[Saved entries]
━━━━━━━━━━

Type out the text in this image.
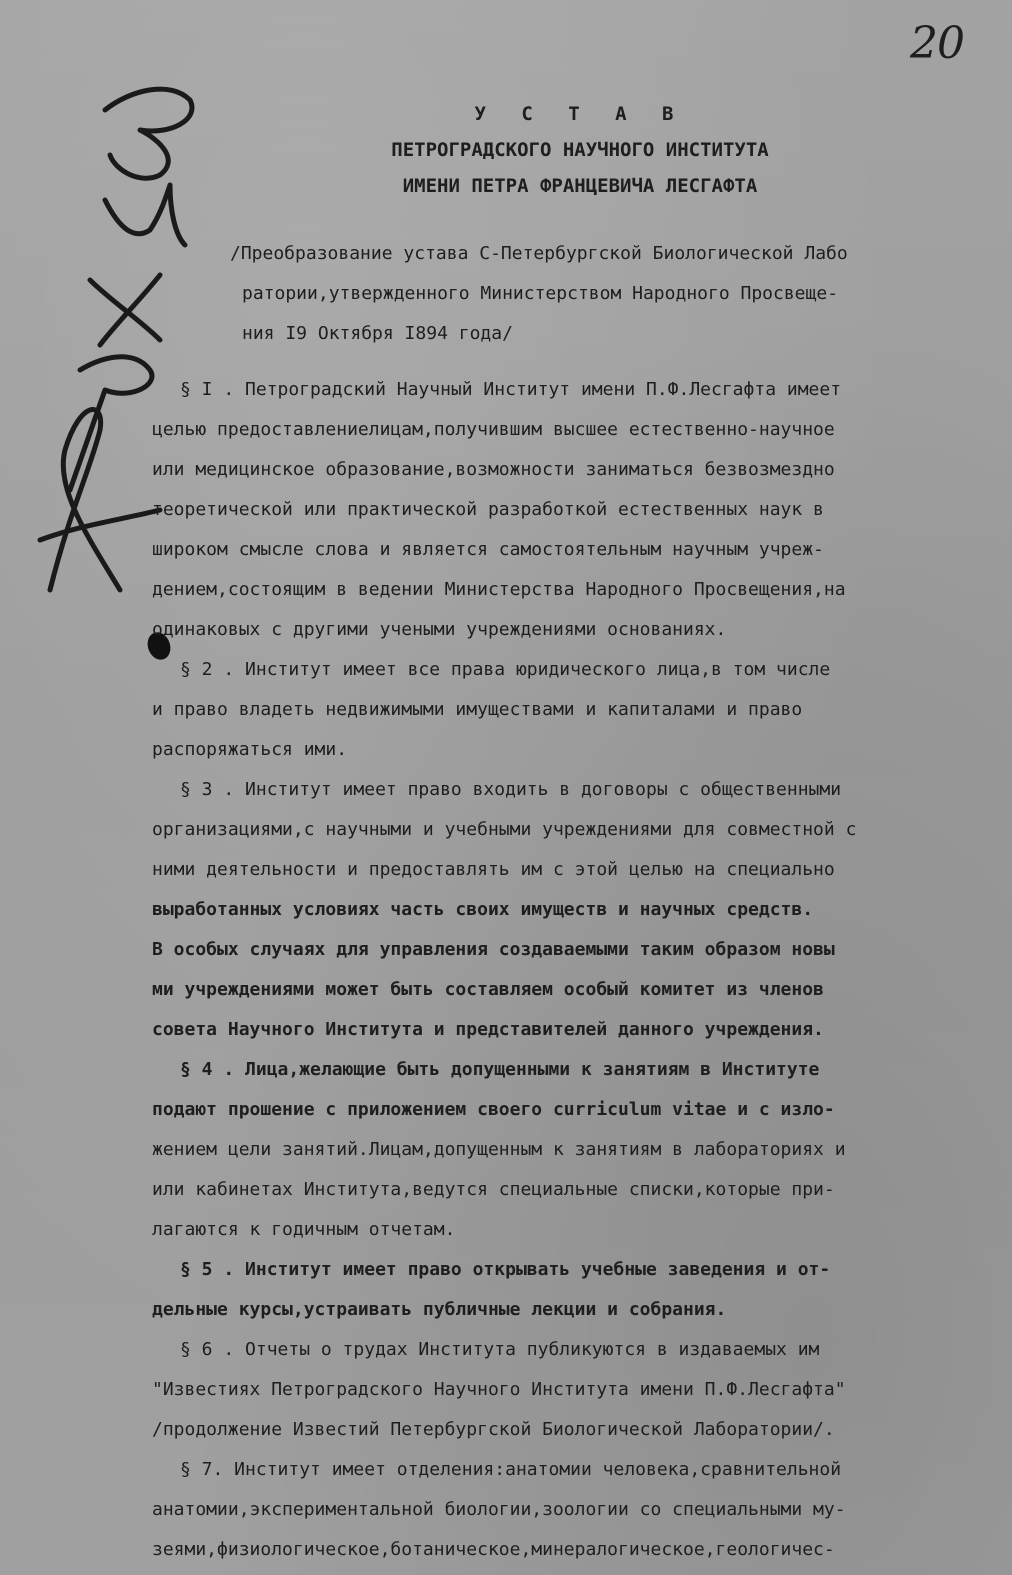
20
У С Т А В
ПЕТРОГРАДСКОГО НАУЧНОГО ИНСТИТУТА
ИМЕНИ ПЕТРА ФРАНЦЕВИЧА ЛЕСГАФТА
/Преобразование устава С-Петербургской Биологической Лабо
ратории,утвержденного Министерством Народного Просвеще-
ния I9 Октября I894 года/
§ I . Петроградский Научный Институт имени П.Ф.Лесгафта имеет
целью предоставлениелицам,получившим высшее естественно-научное
или медицинское образование,возможности заниматься безвозмездно
теоретической или практической разработкой естественных наук в
широком смысле слова и является самостоятельным научным учреж-
дением,состоящим в ведении Министерства Народного Просвещения,на
одинаковых с другими учеными учреждениями основаниях.
§ 2 . Институт имеет все права юридического лица,в том числе
и право владеть недвижимыми имуществами и капиталами и право
распоряжаться ими.
§ 3 . Институт имеет право входить в договоры с общественными
организациями,с научными и учебными учреждениями для совместной с
ними деятельности и предоставлять им с этой целью на специально
выработанных условиях часть своих имуществ и научных средств.
В особых случаях для управления создаваемыми таким образом новы
ми учреждениями может быть составляем особый комитет из членов
совета Научного Института и представителей данного учреждения.
§ 4 . Лица,желающие быть допущенными к занятиям в Институте
подают прошение с приложением своего curriculum vitae и с изло-
жением цели занятий.Лицам,допущенным к занятиям в лабораториях и
или кабинетах Института,ведутся специальные списки,которые при-
лагаются к годичным отчетам.
§ 5 . Институт имеет право открывать учебные заведения и от-
дельные курсы,устраивать публичные лекции и собрания.
§ 6 . Отчеты о трудах Института публикуются в издаваемых им
"Известиях Петроградского Научного Института имени П.Ф.Лесгафта"
/продолжение Известий Петербургской Биологической Лаборатории/.
§ 7. Институт имеет отделения:анатомии человека,сравнительной
анатомии,экспериментальной биологии,зоологии со специальными му-
зеями,физиологическое,ботаническое,минералогическое,геологичес-
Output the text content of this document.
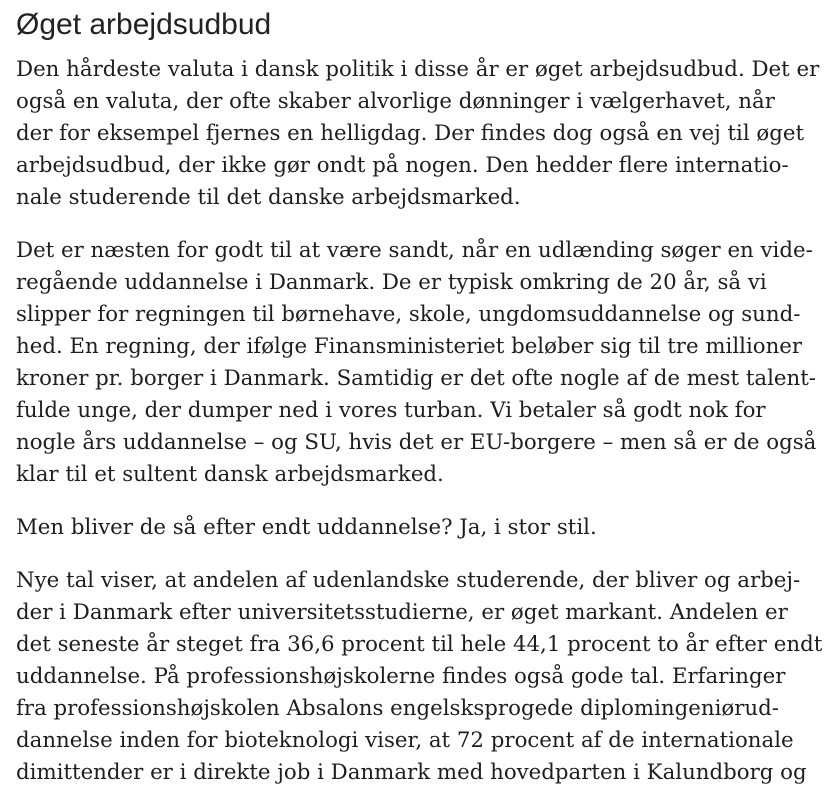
Øget arbejdsudbud

Den hårdeste valuta i dansk politik i disse år er øget arbejdsudbud. Det er
også en valuta, der ofte skaber alvorlige dønninger i vælgerhavet, når
der for eksempel fjernes en helligdag. Der findes dog også en vej til øget
arbejdsudbud, der ikke gør ondt på nogen. Den hedder flere internatio-
nale studerende til det danske arbejdsmarked.

Det er næsten for godt til at være sandt, når en udlænding søger en vide-
regående uddannelse i Danmark. De er typisk omkring de 20 år, så vi
slipper for regningen til børnehave, skole, ungdomsuddannelse og sund-
hed. En regning, der ifølge Finansministeriet beløber sig til tre millioner
kroner pr. borger i Danmark. Samtidig er det ofte nogle af de mest talent-
fulde unge, der dumper ned i vores turban. Vi betaler så godt nok for
nogle års uddannelse – og SU, hvis det er EU-borgere – men så er de også
klar til et sultent dansk arbejdsmarked.

Men bliver de så efter endt uddannelse? Ja, i stor stil.

Nye tal viser, at andelen af udenlandske studerende, der bliver og arbej-
der i Danmark efter universitetsstudierne, er øget markant. Andelen er
det seneste år steget fra 36,6 procent til hele 44,1 procent to år efter endt
uddannelse. På professionshøjskolerne findes også gode tal. Erfaringer
fra professionshøjskolen Absalons engelsksprogede diplomingeniørud-
dannelse inden for bioteknologi viser, at 72 procent af de internationale
dimittender er i direkte job i Danmark med hovedparten i Kalundborg og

━━━━━━━━━━

- **Task goal**:
Scan the material and collect every line that contains "text".

- **Solution below**:
Type out the text in this image.
Output the text content of this document.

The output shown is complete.